== Provided records ==

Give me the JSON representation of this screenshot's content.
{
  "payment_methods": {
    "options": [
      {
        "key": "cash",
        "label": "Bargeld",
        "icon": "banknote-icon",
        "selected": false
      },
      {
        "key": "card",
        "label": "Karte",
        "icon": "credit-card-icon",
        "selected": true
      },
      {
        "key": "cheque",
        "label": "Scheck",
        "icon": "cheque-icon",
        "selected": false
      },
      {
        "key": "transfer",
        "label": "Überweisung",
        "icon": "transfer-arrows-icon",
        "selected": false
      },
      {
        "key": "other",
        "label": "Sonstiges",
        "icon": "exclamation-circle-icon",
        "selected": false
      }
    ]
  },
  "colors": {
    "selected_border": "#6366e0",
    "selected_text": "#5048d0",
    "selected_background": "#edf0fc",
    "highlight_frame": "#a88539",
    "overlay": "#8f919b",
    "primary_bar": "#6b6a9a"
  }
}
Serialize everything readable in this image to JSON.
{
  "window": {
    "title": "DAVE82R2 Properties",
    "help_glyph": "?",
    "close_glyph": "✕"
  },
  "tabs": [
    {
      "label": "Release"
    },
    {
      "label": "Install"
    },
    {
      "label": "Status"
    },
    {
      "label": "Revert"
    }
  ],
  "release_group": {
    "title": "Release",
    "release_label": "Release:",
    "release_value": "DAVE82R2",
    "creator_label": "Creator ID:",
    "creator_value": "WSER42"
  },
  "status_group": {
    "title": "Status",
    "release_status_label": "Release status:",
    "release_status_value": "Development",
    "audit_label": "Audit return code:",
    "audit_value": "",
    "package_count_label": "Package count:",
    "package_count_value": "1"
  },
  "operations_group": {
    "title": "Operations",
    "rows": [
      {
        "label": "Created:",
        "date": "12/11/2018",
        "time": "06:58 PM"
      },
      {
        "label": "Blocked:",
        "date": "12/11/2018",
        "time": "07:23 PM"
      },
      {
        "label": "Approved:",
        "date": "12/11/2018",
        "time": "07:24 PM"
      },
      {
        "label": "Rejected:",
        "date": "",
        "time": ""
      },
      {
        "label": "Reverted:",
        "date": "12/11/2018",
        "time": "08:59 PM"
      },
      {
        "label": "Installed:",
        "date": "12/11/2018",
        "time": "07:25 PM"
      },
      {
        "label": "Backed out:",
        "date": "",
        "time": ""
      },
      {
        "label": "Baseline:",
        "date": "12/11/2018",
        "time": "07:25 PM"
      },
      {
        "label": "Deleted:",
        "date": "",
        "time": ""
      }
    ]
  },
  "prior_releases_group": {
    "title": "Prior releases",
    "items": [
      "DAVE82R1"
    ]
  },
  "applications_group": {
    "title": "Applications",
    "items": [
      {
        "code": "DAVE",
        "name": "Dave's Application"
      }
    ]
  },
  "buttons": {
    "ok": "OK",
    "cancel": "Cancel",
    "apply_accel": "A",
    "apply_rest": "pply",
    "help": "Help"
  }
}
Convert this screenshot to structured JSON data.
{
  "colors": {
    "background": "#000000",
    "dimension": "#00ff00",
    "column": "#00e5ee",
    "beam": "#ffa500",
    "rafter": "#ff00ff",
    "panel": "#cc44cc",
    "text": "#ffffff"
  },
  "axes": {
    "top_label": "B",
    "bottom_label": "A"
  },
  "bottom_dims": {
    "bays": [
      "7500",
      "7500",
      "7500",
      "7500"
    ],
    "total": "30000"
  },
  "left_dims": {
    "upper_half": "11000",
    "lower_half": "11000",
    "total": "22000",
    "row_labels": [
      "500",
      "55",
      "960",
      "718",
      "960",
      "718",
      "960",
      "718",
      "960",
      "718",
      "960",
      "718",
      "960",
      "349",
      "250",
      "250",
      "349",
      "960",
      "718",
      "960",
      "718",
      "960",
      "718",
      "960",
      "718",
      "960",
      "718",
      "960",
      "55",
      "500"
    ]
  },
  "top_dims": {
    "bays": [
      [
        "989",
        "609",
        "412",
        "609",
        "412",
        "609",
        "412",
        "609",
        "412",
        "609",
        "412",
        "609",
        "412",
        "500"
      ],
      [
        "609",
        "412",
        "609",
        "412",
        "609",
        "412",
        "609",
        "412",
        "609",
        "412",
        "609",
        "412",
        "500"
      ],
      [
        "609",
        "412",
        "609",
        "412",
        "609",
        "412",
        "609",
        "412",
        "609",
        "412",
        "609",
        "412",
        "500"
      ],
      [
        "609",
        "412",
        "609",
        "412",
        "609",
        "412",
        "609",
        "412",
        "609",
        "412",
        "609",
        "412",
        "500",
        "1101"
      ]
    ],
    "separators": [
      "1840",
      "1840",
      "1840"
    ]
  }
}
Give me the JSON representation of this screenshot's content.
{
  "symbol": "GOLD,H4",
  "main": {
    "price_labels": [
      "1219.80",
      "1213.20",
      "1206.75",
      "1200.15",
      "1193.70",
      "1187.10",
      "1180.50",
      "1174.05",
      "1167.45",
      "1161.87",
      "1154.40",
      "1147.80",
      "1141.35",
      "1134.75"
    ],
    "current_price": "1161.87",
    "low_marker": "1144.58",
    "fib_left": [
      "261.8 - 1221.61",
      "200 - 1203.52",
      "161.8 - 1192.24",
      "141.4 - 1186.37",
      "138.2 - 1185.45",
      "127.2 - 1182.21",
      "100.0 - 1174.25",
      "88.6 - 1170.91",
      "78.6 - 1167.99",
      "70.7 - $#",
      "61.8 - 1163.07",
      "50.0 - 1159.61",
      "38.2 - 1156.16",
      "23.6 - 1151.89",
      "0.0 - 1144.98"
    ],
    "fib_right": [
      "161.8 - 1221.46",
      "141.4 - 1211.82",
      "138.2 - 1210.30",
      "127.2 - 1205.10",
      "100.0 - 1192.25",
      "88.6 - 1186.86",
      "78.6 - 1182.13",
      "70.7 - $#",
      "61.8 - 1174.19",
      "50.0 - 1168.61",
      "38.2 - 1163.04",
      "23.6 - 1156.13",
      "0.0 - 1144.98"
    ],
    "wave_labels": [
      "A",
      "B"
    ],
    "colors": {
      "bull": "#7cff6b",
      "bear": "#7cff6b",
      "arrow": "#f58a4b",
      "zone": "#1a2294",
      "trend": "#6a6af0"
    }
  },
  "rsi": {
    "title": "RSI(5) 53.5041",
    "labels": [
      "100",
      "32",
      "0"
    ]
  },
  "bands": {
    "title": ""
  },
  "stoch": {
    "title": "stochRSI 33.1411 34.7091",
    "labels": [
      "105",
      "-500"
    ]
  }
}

===

From the data above, copy each line that holds "JSON".

*Written solution*
Give me the JSON representation of this screenshot's content.
Serialize everything readable in this image to JSON.
Convert this screenshot to structured JSON data.
Give me the JSON representation of this screenshot's content.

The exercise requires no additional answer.